##### Given data

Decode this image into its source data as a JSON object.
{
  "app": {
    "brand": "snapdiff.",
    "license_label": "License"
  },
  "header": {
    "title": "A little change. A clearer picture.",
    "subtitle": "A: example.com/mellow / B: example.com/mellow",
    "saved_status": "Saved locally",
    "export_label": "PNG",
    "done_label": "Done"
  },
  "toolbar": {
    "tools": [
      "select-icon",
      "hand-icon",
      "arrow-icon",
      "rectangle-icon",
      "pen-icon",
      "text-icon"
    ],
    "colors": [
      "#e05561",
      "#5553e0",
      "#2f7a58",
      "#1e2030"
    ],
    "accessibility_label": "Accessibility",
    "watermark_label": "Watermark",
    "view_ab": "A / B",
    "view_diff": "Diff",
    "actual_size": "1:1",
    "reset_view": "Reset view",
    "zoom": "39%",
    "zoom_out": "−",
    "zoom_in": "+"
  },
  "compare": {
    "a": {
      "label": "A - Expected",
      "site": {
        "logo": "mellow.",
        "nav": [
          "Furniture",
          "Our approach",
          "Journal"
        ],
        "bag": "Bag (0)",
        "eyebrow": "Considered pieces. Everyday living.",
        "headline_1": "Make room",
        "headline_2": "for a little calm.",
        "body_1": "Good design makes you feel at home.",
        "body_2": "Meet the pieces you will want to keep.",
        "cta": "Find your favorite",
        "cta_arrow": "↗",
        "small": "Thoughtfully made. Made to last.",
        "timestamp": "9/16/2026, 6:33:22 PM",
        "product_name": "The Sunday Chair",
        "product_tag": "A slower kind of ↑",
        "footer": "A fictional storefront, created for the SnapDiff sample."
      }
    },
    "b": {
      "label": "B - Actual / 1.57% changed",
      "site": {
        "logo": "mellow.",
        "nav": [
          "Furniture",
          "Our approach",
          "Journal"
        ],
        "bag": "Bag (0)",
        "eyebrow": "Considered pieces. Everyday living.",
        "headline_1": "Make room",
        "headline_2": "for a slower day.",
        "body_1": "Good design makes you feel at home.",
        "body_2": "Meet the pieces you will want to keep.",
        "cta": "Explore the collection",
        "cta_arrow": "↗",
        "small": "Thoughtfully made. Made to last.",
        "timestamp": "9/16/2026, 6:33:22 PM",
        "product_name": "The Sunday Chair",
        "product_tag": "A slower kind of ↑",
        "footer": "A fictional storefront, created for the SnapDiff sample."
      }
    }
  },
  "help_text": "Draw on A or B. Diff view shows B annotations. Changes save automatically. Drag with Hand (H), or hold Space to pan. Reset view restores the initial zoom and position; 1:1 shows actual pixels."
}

##########

Directions for this task: Output all preceding records character for character.

Result of this exercise:
Decode this image into its source data as a JSON object.
{
  "app": {
    "brand": "snapdiff.",
    "license_label": "License"
  },
  "header": {
    "title": "A little change. A clearer picture.",
    "subtitle": "A: example.com/mellow / B: example.com/mellow",
    "saved_status": "Saved locally",
    "export_label": "PNG",
    "done_label": "Done"
  },
  "toolbar": {
    "tools": [
      "select-icon",
      "hand-icon",
      "arrow-icon",
      "rectangle-icon",
      "pen-icon",
      "text-icon"
    ],
    "colors": [
      "#e05561",
      "#5553e0",
      "#2f7a58",
      "#1e2030"
    ],
    "accessibility_label": "Accessibility",
    "watermark_label": "Watermark",
    "view_ab": "A / B",
    "view_diff": "Diff",
    "actual_size": "1:1",
    "reset_view": "Reset view",
    "zoom": "39%",
    "zoom_out": "−",
    "zoom_in": "+"
  },
  "compare": {
    "a": {
      "label": "A - Expected",
      "site": {
        "logo": "mellow.",
        "nav": [
          "Furniture",
          "Our approach",
          "Journal"
        ],
        "bag": "Bag (0)",
        "eyebrow": "Considered pieces. Everyday living.",
        "headline_1": "Make room",
        "headline_2": "for a little calm.",
        "body_1": "Good design makes you feel at home.",
        "body_2": "Meet the pieces you will want to keep.",
        "cta": "Find your favorite",
        "cta_arrow": "↗",
        "small": "Thoughtfully made. Made to last.",
        "timestamp": "9/16/2026, 6:33:22 PM",
        "product_name": "The Sunday Chair",
        "product_tag": "A slower kind of ↑",
        "footer": "A fictional storefront, created for the SnapDiff sample."
      }
    },
    "b": {
      "label": "B - Actual / 1.57% changed",
      "site": {
        "logo": "mellow.",
        "nav": [
          "Furniture",
          "Our approach",
          "Journal"
        ],
        "bag": "Bag (0)",
        "eyebrow": "Considered pieces. Everyday living.",
        "headline_1": "Make room",
        "headline_2": "for a slower day.",
        "body_1": "Good design makes you feel at home.",
        "body_2": "Meet the pieces you will want to keep.",
        "cta": "Explore the collection",
        "cta_arrow": "↗",
        "small": "Thoughtfully made. Made to last.",
        "timestamp": "9/16/2026, 6:33:22 PM",
        "product_name": "The Sunday Chair",
        "product_tag": "A slower kind of ↑",
        "footer": "A fictional storefront, created for the SnapDiff sample."
      }
    }
  },
  "help_text": "Draw on A or B. Diff view shows B annotations. Changes save automatically. Drag with Hand (H), or hold Space to pan. Reset view restores the initial zoom and position; 1:1 shows actual pixels."
}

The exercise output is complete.